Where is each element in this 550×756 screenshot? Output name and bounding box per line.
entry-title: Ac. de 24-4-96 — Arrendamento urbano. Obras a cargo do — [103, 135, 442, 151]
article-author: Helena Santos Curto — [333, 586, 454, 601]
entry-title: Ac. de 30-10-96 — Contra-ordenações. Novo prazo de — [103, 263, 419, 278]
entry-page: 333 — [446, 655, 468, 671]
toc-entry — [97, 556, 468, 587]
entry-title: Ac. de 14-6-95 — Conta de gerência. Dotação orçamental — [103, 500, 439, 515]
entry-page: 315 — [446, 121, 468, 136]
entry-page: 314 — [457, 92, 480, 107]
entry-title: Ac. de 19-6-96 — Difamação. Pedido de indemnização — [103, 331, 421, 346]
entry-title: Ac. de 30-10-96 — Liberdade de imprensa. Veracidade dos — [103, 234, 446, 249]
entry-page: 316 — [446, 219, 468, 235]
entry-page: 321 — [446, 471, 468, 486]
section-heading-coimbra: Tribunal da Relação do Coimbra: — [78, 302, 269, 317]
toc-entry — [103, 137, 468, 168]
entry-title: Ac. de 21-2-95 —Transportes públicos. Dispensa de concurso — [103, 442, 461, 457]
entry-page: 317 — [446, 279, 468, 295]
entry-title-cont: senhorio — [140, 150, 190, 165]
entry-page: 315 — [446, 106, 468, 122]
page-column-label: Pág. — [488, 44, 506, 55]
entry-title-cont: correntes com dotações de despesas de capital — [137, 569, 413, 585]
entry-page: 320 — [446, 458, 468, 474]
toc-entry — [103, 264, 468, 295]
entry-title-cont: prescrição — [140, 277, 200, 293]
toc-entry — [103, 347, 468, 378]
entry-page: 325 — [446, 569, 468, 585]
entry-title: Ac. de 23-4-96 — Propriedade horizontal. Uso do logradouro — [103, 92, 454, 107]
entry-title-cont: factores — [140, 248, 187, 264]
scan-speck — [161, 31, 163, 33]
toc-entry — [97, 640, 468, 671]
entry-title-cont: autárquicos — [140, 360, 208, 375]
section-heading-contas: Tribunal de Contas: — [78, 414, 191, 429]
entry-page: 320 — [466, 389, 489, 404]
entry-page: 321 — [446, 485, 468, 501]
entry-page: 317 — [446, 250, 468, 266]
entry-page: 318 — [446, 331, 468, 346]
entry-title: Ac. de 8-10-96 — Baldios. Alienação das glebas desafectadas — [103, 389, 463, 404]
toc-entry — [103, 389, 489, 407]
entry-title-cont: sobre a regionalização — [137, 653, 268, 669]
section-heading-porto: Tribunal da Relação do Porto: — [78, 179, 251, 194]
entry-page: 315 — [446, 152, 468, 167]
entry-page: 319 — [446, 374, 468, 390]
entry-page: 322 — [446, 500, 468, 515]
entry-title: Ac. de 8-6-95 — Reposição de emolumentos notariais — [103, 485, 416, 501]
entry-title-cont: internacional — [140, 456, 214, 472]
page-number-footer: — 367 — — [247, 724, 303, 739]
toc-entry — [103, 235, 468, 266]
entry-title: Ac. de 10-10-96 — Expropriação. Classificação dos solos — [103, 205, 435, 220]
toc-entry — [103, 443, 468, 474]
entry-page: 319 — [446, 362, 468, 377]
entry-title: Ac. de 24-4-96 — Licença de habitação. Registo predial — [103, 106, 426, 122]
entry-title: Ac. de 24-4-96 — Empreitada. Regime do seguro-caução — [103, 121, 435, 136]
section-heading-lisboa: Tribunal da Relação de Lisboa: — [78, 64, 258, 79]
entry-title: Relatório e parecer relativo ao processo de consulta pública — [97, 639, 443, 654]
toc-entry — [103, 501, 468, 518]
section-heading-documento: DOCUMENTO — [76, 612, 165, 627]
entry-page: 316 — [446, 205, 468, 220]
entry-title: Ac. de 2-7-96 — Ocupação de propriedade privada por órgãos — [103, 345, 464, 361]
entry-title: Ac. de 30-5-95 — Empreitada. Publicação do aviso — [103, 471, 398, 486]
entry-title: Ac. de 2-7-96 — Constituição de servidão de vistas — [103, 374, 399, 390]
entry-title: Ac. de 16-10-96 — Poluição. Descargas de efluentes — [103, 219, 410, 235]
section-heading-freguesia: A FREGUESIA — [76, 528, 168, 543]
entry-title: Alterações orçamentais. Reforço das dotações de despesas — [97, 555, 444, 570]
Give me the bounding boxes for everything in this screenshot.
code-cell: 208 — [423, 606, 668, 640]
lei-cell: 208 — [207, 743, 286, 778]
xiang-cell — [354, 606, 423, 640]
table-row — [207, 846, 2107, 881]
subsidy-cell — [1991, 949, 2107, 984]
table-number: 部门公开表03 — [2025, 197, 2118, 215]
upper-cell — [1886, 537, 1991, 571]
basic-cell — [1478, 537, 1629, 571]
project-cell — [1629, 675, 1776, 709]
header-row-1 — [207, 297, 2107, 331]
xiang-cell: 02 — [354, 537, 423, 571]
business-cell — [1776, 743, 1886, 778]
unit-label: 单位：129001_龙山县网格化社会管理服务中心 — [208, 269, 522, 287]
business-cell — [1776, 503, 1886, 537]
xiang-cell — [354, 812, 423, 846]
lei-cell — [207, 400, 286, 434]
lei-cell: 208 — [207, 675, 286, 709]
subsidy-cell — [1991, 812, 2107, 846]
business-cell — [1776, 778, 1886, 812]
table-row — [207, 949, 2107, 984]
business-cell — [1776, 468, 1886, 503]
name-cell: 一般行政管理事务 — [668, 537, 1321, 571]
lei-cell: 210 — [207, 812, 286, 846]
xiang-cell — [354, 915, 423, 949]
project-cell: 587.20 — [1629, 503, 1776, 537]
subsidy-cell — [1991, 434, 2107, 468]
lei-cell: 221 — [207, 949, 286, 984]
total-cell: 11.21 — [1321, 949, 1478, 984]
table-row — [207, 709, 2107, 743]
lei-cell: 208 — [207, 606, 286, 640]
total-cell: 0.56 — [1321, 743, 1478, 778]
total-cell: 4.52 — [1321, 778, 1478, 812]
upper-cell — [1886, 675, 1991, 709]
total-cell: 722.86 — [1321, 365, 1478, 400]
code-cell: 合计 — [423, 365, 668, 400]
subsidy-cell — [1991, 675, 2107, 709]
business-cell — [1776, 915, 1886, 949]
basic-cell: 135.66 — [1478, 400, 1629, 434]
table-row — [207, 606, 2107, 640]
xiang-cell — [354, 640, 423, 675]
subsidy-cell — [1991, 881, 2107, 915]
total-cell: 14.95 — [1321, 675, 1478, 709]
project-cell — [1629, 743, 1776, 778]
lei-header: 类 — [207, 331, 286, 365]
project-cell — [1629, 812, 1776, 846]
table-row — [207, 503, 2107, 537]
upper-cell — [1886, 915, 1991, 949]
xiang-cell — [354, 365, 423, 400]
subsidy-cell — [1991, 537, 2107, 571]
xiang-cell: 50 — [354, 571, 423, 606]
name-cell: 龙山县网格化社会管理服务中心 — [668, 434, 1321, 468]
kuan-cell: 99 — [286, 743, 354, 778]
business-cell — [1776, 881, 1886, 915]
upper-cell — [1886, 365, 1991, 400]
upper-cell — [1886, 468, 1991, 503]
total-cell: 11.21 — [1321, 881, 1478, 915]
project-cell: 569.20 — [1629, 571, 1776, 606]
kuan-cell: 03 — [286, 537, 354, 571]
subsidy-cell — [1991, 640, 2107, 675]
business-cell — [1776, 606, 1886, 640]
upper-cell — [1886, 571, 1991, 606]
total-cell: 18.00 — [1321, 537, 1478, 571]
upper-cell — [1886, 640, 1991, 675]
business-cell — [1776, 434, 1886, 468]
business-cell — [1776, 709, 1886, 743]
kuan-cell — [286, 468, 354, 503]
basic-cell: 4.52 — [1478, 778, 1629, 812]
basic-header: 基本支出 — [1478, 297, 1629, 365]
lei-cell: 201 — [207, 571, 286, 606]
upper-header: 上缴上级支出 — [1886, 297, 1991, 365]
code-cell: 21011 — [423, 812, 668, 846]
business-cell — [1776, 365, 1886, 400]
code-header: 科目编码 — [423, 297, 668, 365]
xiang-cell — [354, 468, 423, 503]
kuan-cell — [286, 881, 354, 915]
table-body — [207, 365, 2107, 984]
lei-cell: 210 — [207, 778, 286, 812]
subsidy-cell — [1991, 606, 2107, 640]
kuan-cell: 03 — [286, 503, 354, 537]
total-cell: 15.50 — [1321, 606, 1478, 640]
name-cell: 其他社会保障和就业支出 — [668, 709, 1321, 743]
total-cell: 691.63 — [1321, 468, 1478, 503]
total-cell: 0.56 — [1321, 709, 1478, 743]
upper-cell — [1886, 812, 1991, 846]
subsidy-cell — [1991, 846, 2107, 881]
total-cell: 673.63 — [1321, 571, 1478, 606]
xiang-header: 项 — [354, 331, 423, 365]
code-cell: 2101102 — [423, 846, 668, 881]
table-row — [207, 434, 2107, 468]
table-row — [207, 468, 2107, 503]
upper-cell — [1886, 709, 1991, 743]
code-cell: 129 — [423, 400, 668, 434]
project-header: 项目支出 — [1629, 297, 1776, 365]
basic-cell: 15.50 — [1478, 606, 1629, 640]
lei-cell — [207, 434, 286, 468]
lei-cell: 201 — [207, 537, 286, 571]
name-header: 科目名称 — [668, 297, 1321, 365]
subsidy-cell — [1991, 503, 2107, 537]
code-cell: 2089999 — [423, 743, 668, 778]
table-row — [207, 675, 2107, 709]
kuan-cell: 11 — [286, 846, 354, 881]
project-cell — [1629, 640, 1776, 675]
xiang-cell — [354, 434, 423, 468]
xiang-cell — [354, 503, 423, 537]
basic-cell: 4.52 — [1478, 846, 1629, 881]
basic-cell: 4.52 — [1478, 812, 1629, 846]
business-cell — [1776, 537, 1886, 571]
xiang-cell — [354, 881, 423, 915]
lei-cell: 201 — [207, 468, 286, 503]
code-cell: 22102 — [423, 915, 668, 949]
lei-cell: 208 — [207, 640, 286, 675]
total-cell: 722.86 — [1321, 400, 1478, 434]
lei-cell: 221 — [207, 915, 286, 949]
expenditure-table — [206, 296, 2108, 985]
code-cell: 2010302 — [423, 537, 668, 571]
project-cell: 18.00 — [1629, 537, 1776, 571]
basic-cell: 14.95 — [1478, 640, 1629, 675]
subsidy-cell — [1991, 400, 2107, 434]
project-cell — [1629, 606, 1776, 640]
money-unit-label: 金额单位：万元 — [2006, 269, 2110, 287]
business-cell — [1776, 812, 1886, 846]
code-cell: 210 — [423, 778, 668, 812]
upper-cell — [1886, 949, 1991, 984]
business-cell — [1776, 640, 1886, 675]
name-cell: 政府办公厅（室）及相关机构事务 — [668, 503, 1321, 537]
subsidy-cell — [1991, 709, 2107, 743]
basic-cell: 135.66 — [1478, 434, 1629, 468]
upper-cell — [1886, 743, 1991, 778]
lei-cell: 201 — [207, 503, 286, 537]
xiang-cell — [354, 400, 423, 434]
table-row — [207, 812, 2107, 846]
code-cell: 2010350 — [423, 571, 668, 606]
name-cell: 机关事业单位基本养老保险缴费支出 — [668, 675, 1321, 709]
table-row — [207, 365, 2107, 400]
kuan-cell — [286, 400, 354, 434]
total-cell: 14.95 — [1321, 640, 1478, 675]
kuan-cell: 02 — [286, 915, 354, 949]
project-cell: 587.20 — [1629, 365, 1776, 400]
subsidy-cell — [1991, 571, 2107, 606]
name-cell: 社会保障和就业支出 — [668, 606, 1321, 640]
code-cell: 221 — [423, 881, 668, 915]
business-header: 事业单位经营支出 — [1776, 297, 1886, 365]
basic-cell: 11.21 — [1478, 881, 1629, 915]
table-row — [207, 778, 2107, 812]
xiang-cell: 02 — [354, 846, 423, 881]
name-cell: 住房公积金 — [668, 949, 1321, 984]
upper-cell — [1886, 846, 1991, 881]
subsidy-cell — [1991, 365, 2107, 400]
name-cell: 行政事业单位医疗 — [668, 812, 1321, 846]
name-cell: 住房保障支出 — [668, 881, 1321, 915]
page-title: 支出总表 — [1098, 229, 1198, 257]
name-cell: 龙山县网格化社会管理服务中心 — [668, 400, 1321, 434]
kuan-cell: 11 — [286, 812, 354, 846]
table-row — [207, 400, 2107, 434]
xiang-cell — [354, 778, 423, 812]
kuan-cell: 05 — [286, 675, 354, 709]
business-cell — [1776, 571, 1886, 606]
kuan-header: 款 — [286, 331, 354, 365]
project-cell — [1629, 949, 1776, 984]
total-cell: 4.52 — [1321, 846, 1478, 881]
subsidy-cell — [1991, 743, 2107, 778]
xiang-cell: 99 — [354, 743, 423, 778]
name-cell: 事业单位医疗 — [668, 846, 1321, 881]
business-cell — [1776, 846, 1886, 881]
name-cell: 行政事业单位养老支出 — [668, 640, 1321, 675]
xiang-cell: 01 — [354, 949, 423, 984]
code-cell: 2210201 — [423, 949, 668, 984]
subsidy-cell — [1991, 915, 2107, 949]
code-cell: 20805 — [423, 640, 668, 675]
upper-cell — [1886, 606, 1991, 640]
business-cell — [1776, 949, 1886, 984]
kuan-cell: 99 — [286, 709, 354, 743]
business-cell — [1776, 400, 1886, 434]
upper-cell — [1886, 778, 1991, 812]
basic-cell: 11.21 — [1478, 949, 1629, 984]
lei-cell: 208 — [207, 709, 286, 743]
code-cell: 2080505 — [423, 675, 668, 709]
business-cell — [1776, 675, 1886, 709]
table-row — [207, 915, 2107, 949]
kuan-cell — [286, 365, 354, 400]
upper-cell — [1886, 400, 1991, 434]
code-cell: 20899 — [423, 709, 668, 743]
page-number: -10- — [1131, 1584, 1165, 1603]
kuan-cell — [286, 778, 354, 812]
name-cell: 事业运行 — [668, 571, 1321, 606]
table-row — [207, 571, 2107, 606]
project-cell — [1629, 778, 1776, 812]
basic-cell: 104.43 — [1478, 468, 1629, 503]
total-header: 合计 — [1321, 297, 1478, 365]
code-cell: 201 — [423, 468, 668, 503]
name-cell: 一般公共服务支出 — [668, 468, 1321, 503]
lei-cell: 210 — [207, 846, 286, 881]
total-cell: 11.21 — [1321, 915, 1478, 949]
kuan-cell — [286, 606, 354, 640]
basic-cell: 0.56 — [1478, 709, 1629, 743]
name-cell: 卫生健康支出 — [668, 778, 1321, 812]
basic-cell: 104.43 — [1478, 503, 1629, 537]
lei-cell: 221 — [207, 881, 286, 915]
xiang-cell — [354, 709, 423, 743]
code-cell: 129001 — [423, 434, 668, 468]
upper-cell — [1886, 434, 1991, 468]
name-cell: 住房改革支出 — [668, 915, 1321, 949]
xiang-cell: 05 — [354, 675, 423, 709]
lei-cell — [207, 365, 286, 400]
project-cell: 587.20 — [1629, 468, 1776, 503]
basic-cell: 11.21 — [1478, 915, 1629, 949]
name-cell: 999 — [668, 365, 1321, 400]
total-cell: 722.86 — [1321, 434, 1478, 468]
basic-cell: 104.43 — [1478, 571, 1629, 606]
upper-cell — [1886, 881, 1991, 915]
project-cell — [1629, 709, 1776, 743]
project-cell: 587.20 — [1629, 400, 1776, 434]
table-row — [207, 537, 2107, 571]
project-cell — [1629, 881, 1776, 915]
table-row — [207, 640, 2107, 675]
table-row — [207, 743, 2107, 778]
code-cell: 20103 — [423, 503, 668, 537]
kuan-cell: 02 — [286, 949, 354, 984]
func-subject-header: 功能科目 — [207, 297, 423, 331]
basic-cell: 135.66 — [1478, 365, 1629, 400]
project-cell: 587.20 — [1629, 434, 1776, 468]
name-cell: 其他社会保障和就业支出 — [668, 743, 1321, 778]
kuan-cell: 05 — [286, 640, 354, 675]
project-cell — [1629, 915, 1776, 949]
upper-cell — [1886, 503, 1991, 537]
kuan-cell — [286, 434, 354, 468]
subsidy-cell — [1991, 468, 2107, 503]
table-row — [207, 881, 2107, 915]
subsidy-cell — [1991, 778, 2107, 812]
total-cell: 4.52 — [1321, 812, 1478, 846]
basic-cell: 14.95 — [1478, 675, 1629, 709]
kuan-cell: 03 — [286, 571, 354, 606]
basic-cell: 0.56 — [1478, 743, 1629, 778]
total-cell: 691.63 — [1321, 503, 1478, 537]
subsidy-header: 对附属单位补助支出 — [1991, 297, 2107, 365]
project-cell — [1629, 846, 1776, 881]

▶ **EXERCISE OBJECTIVE**: Please quote the data above, word for word, from its first line up to and including the line that contains "entry-page: 318 — [446, 331, 468, 346]".

▶ **REPLY TO THE TASK**:
Where is each element in this 550×756 screenshot? Output name and bounding box per line.
entry-title: Ac. de 24-4-96 — Arrendamento urbano. Obras a cargo do — [103, 135, 442, 151]
article-author: Helena Santos Curto — [333, 586, 454, 601]
entry-title: Ac. de 30-10-96 — Contra-ordenações. Novo prazo de — [103, 263, 419, 278]
entry-page: 333 — [446, 655, 468, 671]
toc-entry — [97, 556, 468, 587]
entry-title: Ac. de 14-6-95 — Conta de gerência. Dotação orçamental — [103, 500, 439, 515]
entry-page: 315 — [446, 121, 468, 136]
entry-page: 314 — [457, 92, 480, 107]
entry-title: Ac. de 19-6-96 — Difamação. Pedido de indemnização — [103, 331, 421, 346]
entry-title: Ac. de 30-10-96 — Liberdade de imprensa. Veracidade dos — [103, 234, 446, 249]
entry-page: 316 — [446, 219, 468, 235]
entry-page: 321 — [446, 471, 468, 486]
section-heading-coimbra: Tribunal da Relação do Coimbra: — [78, 302, 269, 317]
toc-entry — [103, 137, 468, 168]
entry-title: Ac. de 21-2-95 —Transportes públicos. Dispensa de concurso — [103, 442, 461, 457]
entry-page: 317 — [446, 279, 468, 295]
entry-title-cont: senhorio — [140, 150, 190, 165]
entry-page: 315 — [446, 106, 468, 122]
page-column-label: Pág. — [488, 44, 506, 55]
entry-title-cont: correntes com dotações de despesas de capital — [137, 569, 413, 585]
entry-page: 320 — [446, 458, 468, 474]
toc-entry — [103, 264, 468, 295]
entry-title-cont: prescrição — [140, 277, 200, 293]
toc-entry — [103, 347, 468, 378]
entry-page: 325 — [446, 569, 468, 585]
entry-title: Ac. de 23-4-96 — Propriedade horizontal. Uso do logradouro — [103, 92, 454, 107]
entry-title-cont: factores — [140, 248, 187, 264]
scan-speck — [161, 31, 163, 33]
toc-entry — [97, 640, 468, 671]
entry-title-cont: autárquicos — [140, 360, 208, 375]
section-heading-contas: Tribunal de Contas: — [78, 414, 191, 429]
entry-page: 320 — [466, 389, 489, 404]
entry-page: 321 — [446, 485, 468, 501]
entry-page: 317 — [446, 250, 468, 266]
entry-page: 318 — [446, 331, 468, 346]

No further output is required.